Challenge
Go through the listing beneath this task and return every line that carries the string "수강중인".

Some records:
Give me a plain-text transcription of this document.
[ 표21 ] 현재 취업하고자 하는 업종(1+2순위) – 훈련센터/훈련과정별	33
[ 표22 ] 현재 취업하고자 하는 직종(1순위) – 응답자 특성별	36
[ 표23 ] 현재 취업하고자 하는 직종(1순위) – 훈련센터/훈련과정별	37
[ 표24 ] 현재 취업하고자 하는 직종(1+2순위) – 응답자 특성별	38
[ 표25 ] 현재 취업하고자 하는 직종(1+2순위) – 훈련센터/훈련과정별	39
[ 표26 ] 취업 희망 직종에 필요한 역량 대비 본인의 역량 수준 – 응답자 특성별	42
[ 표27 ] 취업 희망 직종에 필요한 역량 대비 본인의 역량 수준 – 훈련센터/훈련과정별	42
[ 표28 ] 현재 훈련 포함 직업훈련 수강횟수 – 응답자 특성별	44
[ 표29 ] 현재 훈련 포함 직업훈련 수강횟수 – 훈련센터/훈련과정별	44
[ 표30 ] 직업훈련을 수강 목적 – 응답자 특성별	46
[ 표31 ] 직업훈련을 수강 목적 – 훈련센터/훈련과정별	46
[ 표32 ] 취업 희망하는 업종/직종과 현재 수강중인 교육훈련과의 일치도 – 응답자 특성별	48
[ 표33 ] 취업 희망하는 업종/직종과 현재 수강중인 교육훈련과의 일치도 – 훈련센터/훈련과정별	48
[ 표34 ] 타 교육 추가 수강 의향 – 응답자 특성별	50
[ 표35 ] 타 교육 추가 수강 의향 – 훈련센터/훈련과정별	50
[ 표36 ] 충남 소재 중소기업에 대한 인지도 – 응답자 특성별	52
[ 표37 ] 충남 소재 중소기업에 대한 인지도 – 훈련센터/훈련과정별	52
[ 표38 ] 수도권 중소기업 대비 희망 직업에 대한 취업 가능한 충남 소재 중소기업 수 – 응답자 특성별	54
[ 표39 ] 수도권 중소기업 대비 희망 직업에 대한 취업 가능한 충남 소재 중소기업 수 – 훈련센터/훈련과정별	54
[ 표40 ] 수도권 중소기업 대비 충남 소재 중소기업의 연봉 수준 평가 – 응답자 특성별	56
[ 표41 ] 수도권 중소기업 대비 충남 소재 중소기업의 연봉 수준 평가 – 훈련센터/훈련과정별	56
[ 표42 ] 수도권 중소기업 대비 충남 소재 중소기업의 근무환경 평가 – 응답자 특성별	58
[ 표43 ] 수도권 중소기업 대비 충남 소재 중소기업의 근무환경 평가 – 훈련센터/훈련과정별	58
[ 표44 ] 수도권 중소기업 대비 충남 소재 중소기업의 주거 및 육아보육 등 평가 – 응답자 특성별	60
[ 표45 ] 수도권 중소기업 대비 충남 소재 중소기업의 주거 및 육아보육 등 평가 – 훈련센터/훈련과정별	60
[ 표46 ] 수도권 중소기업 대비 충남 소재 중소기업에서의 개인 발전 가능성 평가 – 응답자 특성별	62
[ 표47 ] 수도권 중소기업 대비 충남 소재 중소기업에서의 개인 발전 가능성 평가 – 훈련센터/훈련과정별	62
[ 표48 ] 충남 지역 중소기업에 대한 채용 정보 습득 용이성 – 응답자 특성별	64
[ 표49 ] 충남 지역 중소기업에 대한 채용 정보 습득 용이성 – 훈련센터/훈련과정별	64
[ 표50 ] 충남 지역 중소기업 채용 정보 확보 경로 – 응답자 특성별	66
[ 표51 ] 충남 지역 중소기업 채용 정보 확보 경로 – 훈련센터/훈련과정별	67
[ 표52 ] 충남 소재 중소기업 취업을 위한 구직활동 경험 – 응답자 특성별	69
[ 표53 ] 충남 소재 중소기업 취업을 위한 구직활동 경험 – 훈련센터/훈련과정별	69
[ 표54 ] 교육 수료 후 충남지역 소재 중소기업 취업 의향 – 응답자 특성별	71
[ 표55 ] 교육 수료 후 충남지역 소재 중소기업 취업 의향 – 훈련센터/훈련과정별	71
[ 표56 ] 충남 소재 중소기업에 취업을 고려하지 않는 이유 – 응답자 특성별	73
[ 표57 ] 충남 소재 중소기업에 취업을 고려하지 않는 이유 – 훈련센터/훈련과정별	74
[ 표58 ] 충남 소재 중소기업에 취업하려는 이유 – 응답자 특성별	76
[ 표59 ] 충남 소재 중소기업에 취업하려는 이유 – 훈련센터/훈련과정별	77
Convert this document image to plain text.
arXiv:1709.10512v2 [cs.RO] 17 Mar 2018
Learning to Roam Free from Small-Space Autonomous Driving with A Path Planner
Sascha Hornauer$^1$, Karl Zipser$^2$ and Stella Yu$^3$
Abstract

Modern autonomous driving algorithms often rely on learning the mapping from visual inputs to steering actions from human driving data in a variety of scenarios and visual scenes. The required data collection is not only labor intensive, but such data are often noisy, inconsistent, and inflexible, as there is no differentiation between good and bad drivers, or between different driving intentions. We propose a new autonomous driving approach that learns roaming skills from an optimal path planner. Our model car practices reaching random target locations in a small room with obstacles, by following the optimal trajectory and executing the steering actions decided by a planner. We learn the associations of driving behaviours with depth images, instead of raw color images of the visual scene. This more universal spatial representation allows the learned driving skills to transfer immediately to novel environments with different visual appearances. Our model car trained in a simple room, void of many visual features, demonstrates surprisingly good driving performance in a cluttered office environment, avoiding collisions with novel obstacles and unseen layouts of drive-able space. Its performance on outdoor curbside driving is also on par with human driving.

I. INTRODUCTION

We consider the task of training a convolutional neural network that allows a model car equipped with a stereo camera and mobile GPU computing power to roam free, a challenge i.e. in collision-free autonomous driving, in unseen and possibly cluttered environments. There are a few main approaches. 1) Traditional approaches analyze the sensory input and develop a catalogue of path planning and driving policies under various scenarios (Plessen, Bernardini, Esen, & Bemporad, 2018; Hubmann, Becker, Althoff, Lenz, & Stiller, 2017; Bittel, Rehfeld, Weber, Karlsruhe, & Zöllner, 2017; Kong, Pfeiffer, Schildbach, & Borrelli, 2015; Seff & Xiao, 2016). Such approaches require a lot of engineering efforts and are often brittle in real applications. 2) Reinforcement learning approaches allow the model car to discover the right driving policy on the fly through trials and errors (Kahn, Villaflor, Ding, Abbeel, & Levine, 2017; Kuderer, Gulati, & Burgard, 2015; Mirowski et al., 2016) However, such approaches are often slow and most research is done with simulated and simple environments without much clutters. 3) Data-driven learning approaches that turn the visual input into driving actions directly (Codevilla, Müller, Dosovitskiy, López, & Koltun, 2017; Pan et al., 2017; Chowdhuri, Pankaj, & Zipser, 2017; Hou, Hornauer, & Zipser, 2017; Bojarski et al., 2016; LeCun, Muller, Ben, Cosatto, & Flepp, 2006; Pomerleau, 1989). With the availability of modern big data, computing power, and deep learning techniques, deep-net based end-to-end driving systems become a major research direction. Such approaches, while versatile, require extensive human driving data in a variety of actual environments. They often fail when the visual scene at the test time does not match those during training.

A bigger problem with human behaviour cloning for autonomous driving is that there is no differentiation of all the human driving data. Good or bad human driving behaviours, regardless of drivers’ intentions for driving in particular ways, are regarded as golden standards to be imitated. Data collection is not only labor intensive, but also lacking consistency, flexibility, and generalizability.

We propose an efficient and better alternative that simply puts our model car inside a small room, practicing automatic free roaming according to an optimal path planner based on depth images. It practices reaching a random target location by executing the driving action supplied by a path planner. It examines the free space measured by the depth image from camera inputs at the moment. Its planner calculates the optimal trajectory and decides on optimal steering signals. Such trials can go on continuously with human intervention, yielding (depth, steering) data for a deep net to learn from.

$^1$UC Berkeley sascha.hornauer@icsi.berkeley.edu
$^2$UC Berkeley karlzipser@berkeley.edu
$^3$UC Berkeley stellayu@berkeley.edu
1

Exercise output
[ 표32 ] 취업 희망하는 업종/직종과 현재 수강중인 교육훈련과의 일치도 – 응답자 특성별	48
[ 표33 ] 취업 희망하는 업종/직종과 현재 수강중인 교육훈련과의 일치도 – 훈련센터/훈련과정별	48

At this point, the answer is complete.